■ Task to complete
Collect all lines from the records below that include the word "screenshot".
/---
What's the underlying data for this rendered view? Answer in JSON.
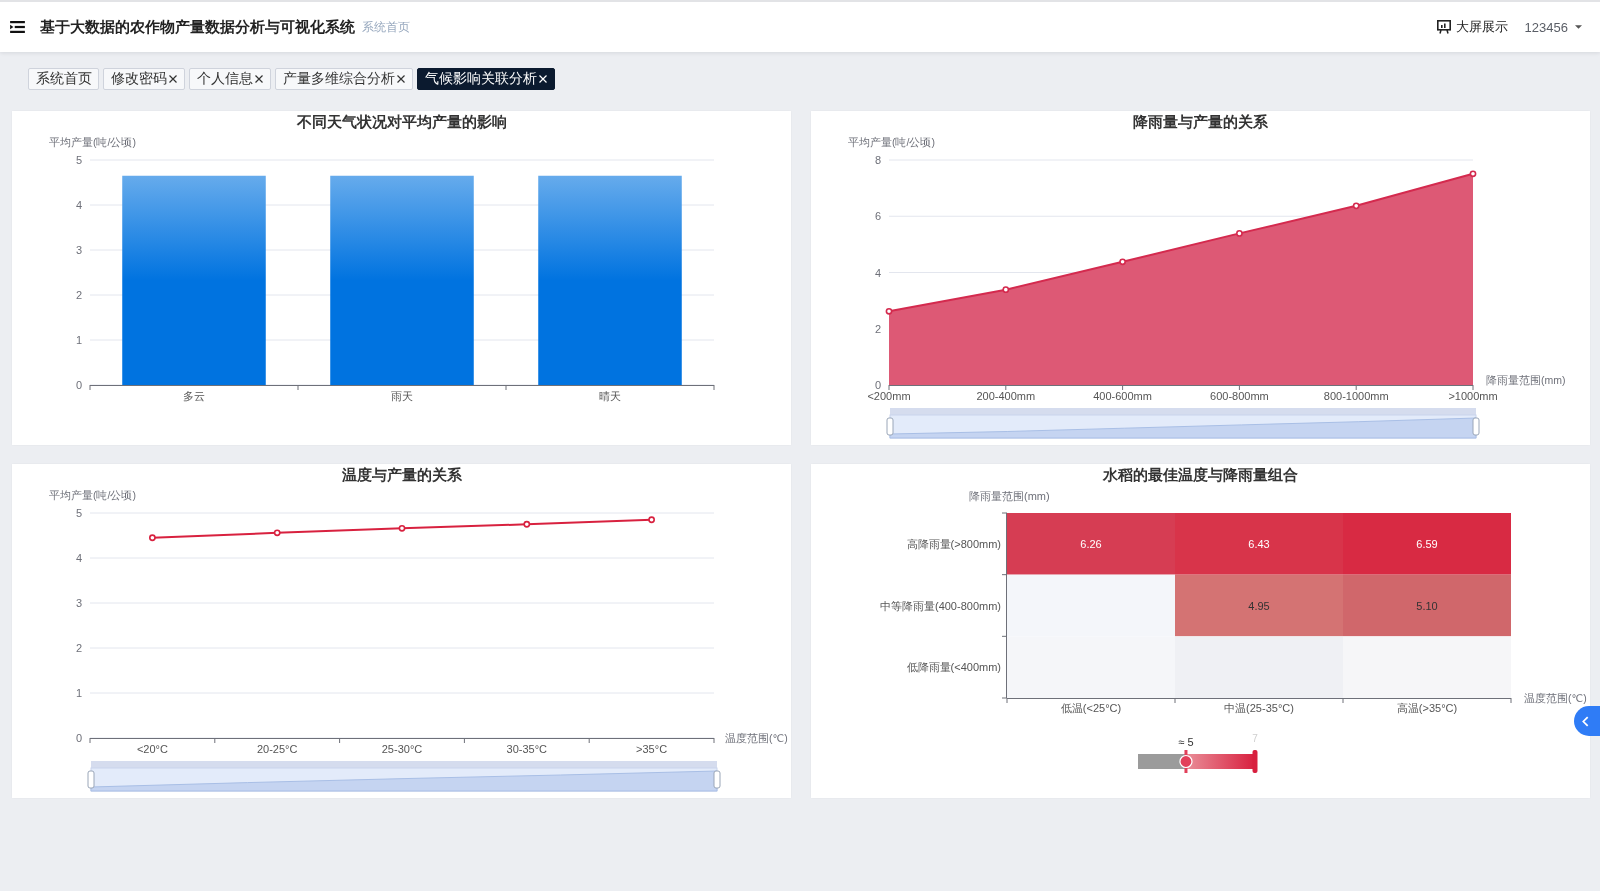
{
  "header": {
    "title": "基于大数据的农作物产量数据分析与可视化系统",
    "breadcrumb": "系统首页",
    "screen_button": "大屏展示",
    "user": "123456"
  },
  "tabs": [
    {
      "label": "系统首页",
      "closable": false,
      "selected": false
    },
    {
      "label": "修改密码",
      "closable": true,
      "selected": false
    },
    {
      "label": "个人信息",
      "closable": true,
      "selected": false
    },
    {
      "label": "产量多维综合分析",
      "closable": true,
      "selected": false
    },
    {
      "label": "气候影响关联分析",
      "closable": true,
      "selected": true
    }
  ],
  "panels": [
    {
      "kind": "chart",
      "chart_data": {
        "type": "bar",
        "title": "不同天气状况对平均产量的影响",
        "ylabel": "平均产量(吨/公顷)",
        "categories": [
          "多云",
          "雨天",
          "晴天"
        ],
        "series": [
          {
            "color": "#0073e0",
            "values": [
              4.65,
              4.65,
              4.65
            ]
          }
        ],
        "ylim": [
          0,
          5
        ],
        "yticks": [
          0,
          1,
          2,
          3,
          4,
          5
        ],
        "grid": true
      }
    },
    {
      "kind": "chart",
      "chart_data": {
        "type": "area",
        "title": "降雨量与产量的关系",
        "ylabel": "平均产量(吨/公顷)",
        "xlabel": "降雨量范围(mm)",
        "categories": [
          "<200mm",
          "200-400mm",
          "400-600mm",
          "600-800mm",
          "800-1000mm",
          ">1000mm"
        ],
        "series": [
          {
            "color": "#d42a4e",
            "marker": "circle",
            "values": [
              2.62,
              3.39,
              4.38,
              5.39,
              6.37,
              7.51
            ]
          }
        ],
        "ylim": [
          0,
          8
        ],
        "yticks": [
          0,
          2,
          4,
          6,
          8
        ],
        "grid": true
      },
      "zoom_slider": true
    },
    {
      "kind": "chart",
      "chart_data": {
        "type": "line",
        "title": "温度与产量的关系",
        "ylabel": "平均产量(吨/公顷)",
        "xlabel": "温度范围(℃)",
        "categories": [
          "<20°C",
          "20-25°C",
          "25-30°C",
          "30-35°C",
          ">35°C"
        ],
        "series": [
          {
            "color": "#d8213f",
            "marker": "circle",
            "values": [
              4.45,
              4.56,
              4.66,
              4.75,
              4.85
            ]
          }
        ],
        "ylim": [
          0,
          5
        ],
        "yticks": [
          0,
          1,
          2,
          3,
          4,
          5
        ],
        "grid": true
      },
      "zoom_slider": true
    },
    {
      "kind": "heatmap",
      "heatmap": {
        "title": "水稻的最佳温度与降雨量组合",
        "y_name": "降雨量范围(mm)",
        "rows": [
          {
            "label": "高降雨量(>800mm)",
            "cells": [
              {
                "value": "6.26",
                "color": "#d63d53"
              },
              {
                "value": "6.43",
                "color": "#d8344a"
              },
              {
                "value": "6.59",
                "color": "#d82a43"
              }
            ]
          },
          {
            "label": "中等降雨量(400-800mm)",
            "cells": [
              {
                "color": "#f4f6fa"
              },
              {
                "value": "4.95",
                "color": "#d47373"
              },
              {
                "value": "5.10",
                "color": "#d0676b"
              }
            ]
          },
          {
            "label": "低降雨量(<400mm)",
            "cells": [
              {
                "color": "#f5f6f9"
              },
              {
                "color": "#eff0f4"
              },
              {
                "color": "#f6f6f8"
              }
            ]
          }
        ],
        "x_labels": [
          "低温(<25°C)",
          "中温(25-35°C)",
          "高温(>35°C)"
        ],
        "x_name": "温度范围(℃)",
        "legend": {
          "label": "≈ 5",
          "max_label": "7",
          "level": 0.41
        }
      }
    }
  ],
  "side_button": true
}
\---
/---
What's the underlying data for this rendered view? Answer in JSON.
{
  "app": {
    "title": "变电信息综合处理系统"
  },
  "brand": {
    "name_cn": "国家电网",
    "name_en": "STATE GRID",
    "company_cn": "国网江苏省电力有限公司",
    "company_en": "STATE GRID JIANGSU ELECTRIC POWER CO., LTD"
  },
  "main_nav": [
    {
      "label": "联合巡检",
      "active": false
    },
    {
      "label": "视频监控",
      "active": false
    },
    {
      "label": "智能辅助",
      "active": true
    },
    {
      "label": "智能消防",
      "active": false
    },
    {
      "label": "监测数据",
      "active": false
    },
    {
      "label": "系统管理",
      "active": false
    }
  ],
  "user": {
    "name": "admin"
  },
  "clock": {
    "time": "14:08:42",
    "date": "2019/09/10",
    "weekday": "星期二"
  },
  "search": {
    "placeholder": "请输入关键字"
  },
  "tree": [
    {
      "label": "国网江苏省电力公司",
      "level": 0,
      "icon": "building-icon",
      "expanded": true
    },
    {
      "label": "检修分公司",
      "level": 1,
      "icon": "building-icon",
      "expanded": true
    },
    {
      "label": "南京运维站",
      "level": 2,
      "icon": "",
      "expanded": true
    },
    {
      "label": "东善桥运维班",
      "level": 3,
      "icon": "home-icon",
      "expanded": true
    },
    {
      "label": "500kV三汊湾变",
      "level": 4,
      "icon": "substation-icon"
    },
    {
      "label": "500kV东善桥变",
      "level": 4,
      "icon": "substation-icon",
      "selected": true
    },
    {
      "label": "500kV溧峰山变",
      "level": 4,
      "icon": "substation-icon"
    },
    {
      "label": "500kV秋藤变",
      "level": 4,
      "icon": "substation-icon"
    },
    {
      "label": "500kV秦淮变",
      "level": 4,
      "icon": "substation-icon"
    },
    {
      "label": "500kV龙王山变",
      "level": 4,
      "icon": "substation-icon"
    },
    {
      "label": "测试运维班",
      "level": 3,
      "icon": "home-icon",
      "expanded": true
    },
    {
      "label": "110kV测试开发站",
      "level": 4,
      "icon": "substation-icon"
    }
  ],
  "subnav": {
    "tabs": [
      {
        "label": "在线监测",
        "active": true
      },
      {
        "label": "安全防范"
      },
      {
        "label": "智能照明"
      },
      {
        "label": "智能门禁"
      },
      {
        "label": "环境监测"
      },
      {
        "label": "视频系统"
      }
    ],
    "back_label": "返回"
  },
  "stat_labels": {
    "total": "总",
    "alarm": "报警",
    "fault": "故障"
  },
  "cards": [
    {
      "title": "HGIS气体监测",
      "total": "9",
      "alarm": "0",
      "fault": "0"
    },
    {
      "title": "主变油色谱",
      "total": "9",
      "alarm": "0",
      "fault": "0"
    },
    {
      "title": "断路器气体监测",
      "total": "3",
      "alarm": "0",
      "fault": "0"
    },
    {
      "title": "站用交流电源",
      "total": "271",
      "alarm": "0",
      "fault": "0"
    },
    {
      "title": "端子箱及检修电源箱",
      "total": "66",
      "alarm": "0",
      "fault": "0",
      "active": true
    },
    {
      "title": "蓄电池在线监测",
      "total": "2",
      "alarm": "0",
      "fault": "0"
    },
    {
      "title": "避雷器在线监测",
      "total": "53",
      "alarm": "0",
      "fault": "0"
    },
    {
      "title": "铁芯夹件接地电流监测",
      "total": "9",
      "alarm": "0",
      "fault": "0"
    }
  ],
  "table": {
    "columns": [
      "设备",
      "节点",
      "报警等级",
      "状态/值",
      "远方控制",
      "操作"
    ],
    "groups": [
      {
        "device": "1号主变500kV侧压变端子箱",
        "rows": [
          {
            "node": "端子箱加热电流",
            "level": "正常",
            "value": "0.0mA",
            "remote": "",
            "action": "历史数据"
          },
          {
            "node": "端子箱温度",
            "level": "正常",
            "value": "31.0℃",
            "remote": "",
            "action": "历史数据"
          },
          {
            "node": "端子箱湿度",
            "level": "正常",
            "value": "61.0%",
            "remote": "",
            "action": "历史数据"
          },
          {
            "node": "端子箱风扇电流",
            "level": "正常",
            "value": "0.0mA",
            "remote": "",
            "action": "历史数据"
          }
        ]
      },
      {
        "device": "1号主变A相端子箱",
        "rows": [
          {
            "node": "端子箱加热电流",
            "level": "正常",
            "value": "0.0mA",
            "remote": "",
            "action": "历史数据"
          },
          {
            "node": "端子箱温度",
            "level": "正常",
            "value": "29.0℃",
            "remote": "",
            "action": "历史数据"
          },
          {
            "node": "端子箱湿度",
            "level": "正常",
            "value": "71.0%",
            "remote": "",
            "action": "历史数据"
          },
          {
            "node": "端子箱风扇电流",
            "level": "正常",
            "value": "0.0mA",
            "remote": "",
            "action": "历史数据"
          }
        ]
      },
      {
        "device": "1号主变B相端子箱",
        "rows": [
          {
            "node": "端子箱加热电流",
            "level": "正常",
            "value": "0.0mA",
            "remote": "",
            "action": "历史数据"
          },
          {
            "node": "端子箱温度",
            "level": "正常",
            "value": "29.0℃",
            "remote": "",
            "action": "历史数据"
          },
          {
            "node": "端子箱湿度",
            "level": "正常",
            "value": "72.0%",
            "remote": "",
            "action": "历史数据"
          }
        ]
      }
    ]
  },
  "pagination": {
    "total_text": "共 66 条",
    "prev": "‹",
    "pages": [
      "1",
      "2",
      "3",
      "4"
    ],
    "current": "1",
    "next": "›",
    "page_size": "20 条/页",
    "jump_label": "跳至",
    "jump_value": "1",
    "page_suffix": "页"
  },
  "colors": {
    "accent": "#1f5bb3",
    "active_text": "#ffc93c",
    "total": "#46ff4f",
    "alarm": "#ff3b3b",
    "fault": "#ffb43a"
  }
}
\---
/---
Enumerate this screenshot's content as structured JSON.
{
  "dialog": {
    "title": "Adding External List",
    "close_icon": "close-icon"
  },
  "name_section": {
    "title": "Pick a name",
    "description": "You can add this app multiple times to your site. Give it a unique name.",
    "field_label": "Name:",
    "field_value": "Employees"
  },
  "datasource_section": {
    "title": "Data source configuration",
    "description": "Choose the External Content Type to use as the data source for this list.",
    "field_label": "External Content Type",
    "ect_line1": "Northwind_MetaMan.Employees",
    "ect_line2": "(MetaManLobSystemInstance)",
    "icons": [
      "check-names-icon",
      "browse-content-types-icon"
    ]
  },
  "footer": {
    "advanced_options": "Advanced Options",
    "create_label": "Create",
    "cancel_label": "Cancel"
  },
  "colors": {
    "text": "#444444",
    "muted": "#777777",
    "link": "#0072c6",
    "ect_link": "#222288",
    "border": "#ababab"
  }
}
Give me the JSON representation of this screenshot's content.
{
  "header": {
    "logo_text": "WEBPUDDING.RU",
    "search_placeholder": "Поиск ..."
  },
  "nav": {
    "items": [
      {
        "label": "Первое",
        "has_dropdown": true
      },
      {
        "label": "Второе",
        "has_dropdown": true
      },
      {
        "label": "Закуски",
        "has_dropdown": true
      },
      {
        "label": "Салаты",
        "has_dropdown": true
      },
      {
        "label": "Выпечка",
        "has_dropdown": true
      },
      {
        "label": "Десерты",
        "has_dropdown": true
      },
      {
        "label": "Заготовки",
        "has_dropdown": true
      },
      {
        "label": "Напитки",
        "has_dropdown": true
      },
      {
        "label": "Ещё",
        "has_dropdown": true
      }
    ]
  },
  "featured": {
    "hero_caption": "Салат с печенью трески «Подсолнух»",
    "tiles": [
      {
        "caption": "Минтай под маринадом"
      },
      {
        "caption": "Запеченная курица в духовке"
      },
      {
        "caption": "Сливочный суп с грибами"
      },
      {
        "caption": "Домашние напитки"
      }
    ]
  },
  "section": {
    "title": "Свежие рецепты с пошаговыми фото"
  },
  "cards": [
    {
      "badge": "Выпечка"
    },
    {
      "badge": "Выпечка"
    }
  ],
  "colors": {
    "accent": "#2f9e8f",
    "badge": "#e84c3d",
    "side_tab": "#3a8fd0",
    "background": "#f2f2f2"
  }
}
\---
■ Answer to the problem
Enumerate this screenshot's content as structured JSON.
Give me the JSON representation of this screenshot's content.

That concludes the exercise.